• EXERCISE AIM
Give every line of the data again, unchanged, but with no pictures.

Chart and figure data
▼

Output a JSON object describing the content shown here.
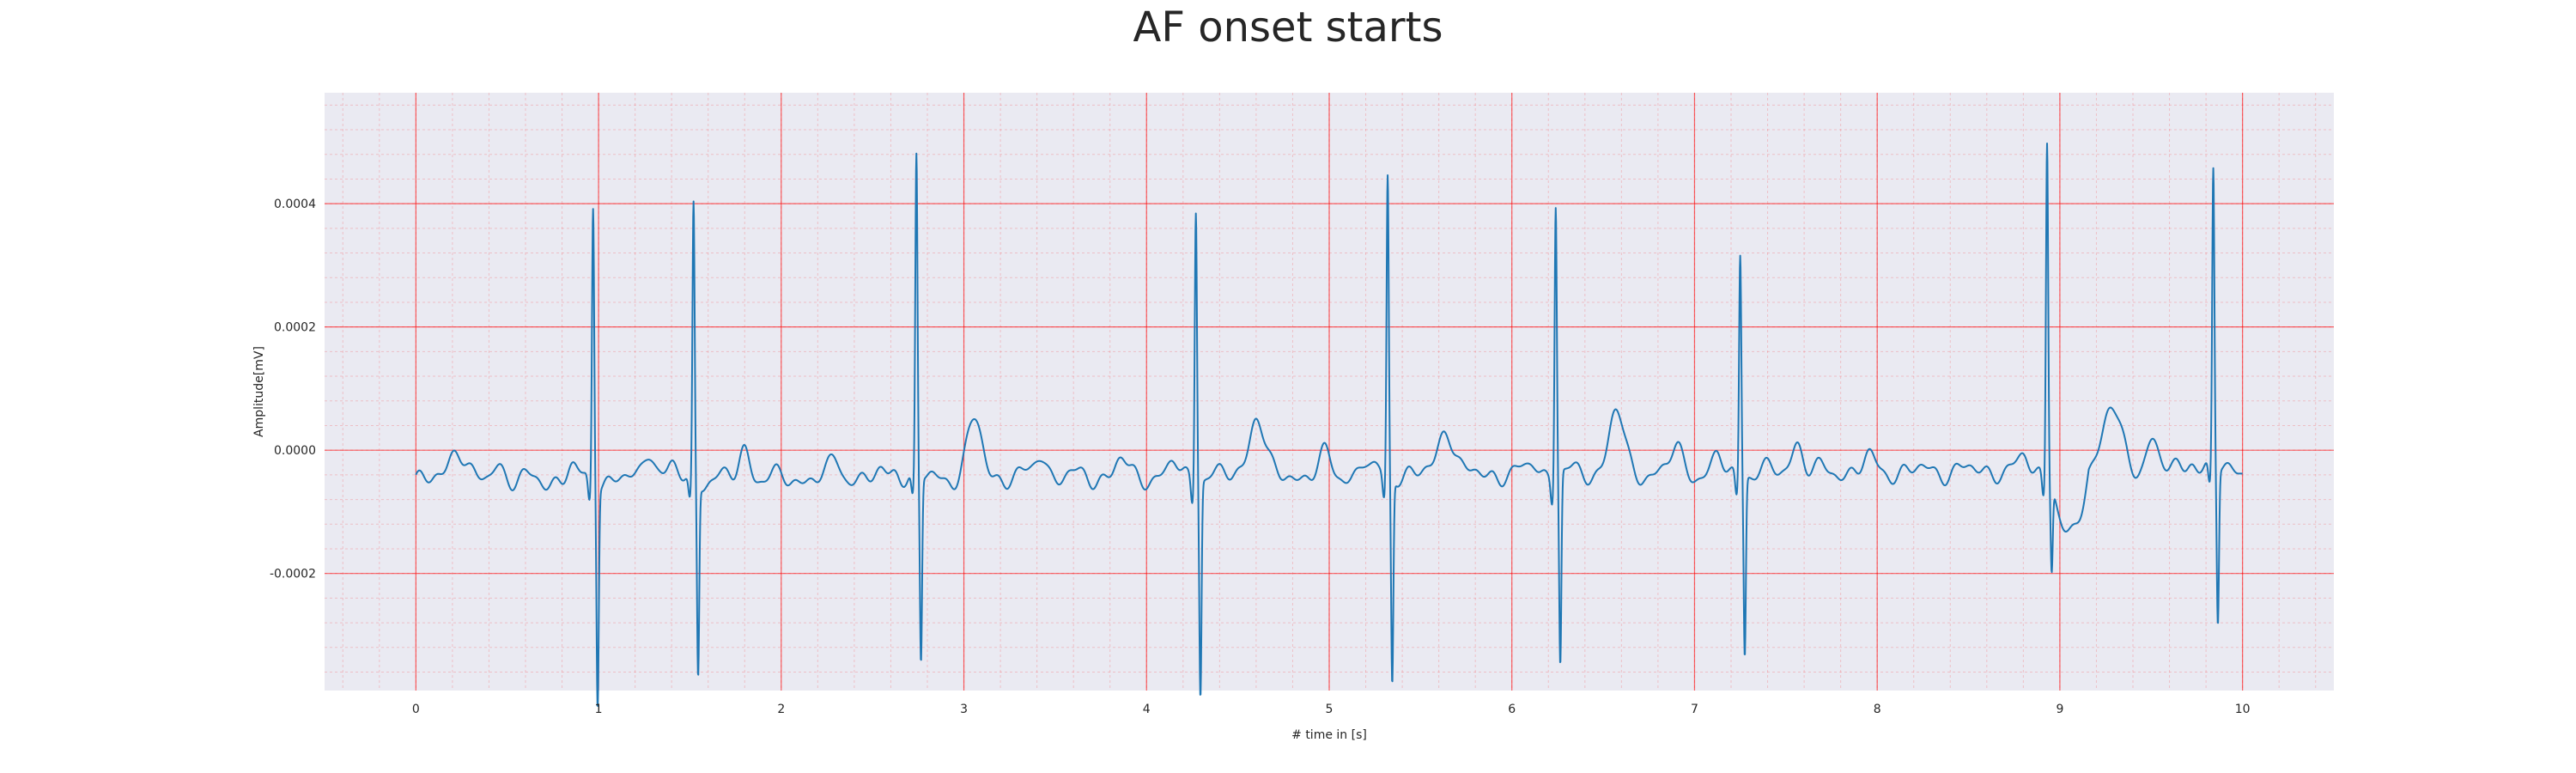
{
  "chart_data": {
    "type": "line",
    "title": "AF onset starts",
    "xlabel": "# time in [s]",
    "ylabel": "Amplitude[mV]",
    "xlim": [
      -0.5,
      10.5
    ],
    "ylim": [
      -0.00039,
      0.00058
    ],
    "xticks": [
      0,
      1,
      2,
      3,
      4,
      5,
      6,
      7,
      8,
      9,
      10
    ],
    "xtick_labels": [
      "0",
      "1",
      "2",
      "3",
      "4",
      "5",
      "6",
      "7",
      "8",
      "9",
      "10"
    ],
    "yticks": [
      -0.0002,
      0.0,
      0.0002,
      0.0004
    ],
    "ytick_labels": [
      "-0.0002",
      "0.0000",
      "0.0002",
      "0.0004"
    ],
    "grid": {
      "major": true,
      "minor": true,
      "color": "#ff0000"
    },
    "background": "#eaeaf2",
    "series": [
      {
        "color": "#1f77b4",
        "beats": [
          {
            "t": 0.97,
            "r": 0.00045,
            "s": -0.00035
          },
          {
            "t": 1.52,
            "r": 0.000445,
            "s": -0.00031
          },
          {
            "t": 2.74,
            "r": 0.000515,
            "s": -0.0003
          },
          {
            "t": 4.27,
            "r": 0.000445,
            "s": -0.000345
          },
          {
            "t": 5.32,
            "r": 0.00049,
            "s": -0.00033
          },
          {
            "t": 6.24,
            "r": 0.000445,
            "s": -0.00031
          },
          {
            "t": 7.25,
            "r": 0.00036,
            "s": -0.00029
          },
          {
            "t": 8.93,
            "r": 0.000545,
            "s": -0.000145
          },
          {
            "t": 9.84,
            "r": 0.00048,
            "s": -0.00025
          }
        ],
        "waves": [
          {
            "t": 0.22,
            "a": 6e-05,
            "w": 0.04
          },
          {
            "t": 0.45,
            "a": 3e-05,
            "w": 0.03
          },
          {
            "t": 1.28,
            "a": 5.5e-05,
            "w": 0.03
          },
          {
            "t": 1.8,
            "a": 5e-05,
            "w": 0.03
          },
          {
            "t": 2.3,
            "a": 3e-05,
            "w": 0.03
          },
          {
            "t": 3.06,
            "a": 9e-05,
            "w": 0.04
          },
          {
            "t": 3.42,
            "a": 4e-05,
            "w": 0.03
          },
          {
            "t": 3.86,
            "a": 2.5e-05,
            "w": 0.03
          },
          {
            "t": 4.6,
            "a": 0.0001,
            "w": 0.04
          },
          {
            "t": 4.98,
            "a": 3e-05,
            "w": 0.03
          },
          {
            "t": 5.64,
            "a": 8e-05,
            "w": 0.04
          },
          {
            "t": 6.57,
            "a": 0.0001,
            "w": 0.04
          },
          {
            "t": 6.9,
            "a": 4e-05,
            "w": 0.03
          },
          {
            "t": 7.56,
            "a": 5e-05,
            "w": 0.03
          },
          {
            "t": 7.95,
            "a": 2e-05,
            "w": 0.03
          },
          {
            "t": 9.28,
            "a": 0.0001,
            "w": 0.05
          },
          {
            "t": 9.5,
            "a": 5e-05,
            "w": 0.03
          }
        ],
        "baseline_start": -5e-05,
        "baseline_end": -3e-05,
        "dip": {
          "t0": 8.95,
          "t1": 9.2,
          "value": -0.00013
        }
      }
    ]
  }
}
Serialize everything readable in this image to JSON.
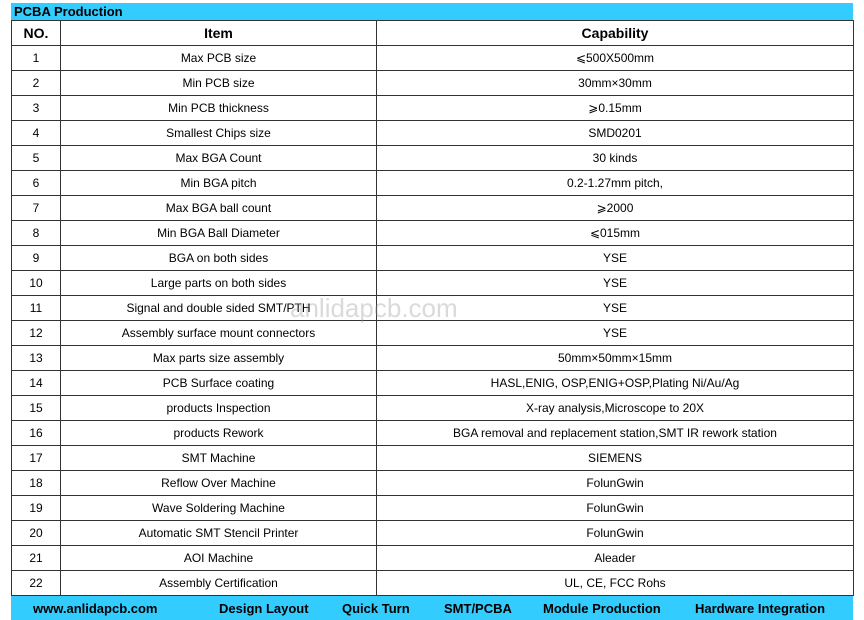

▲

• THE REPLY
Output a JSON object describing the content shown here.
{
  "chart_data": {
    "type": "line",
    "title": "AF onset starts",
    "xlabel": "# time in [s]",
    "ylabel": "Amplitude[mV]",
    "xlim": [
      -0.5,
      10.5
    ],
    "ylim": [
      -0.00039,
      0.00058
    ],
    "xticks": [
      0,
      1,
      2,
      3,
      4,
      5,
      6,
      7,
      8,
      9,
      10
    ],
    "xtick_labels": [
      "0",
      "1",
      "2",
      "3",
      "4",
      "5",
      "6",
      "7",
      "8",
      "9",
      "10"
    ],
    "yticks": [
      -0.0002,
      0.0,
      0.0002,
      0.0004
    ],
    "ytick_labels": [
      "-0.0002",
      "0.0000",
      "0.0002",
      "0.0004"
    ],
    "grid": {
      "major": true,
      "minor": true,
      "color": "#ff0000"
    },
    "background": "#eaeaf2",
    "series": [
      {
        "color": "#1f77b4",
        "beats": [
          {
            "t": 0.97,
            "r": 0.00045,
            "s": -0.00035
          },
          {
            "t": 1.52,
            "r": 0.000445,
            "s": -0.00031
          },
          {
            "t": 2.74,
            "r": 0.000515,
            "s": -0.0003
          },
          {
            "t": 4.27,
            "r": 0.000445,
            "s": -0.000345
          },
          {
            "t": 5.32,
            "r": 0.00049,
            "s": -0.00033
          },
          {
            "t": 6.24,
            "r": 0.000445,
            "s": -0.00031
          },
          {
            "t": 7.25,
            "r": 0.00036,
            "s": -0.00029
          },
          {
            "t": 8.93,
            "r": 0.000545,
            "s": -0.000145
          },
          {
            "t": 9.84,
            "r": 0.00048,
            "s": -0.00025
          }
        ],
        "waves": [
          {
            "t": 0.22,
            "a": 6e-05,
            "w": 0.04
          },
          {
            "t": 0.45,
            "a": 3e-05,
            "w": 0.03
          },
          {
            "t": 1.28,
            "a": 5.5e-05,
            "w": 0.03
          },
          {
            "t": 1.8,
            "a": 5e-05,
            "w": 0.03
          },
          {
            "t": 2.3,
            "a": 3e-05,
            "w": 0.03
          },
          {
            "t": 3.06,
            "a": 9e-05,
            "w": 0.04
          },
          {
            "t": 3.42,
            "a": 4e-05,
            "w": 0.03
          },
          {
            "t": 3.86,
            "a": 2.5e-05,
            "w": 0.03
          },
          {
            "t": 4.6,
            "a": 0.0001,
            "w": 0.04
          },
          {
            "t": 4.98,
            "a": 3e-05,
            "w": 0.03
          },
          {
            "t": 5.64,
            "a": 8e-05,
            "w": 0.04
          },
          {
            "t": 6.57,
            "a": 0.0001,
            "w": 0.04
          },
          {
            "t": 6.9,
            "a": 4e-05,
            "w": 0.03
          },
          {
            "t": 7.56,
            "a": 5e-05,
            "w": 0.03
          },
          {
            "t": 7.95,
            "a": 2e-05,
            "w": 0.03
          },
          {
            "t": 9.28,
            "a": 0.0001,
            "w": 0.05
          },
          {
            "t": 9.5,
            "a": 5e-05,
            "w": 0.03
          }
        ],
        "baseline_start": -5e-05,
        "baseline_end": -3e-05,
        "dip": {
          "t0": 8.95,
          "t1": 9.2,
          "value": -0.00013
        }
      }
    ]
  }
}
Serialize everything readable in this image to JSON.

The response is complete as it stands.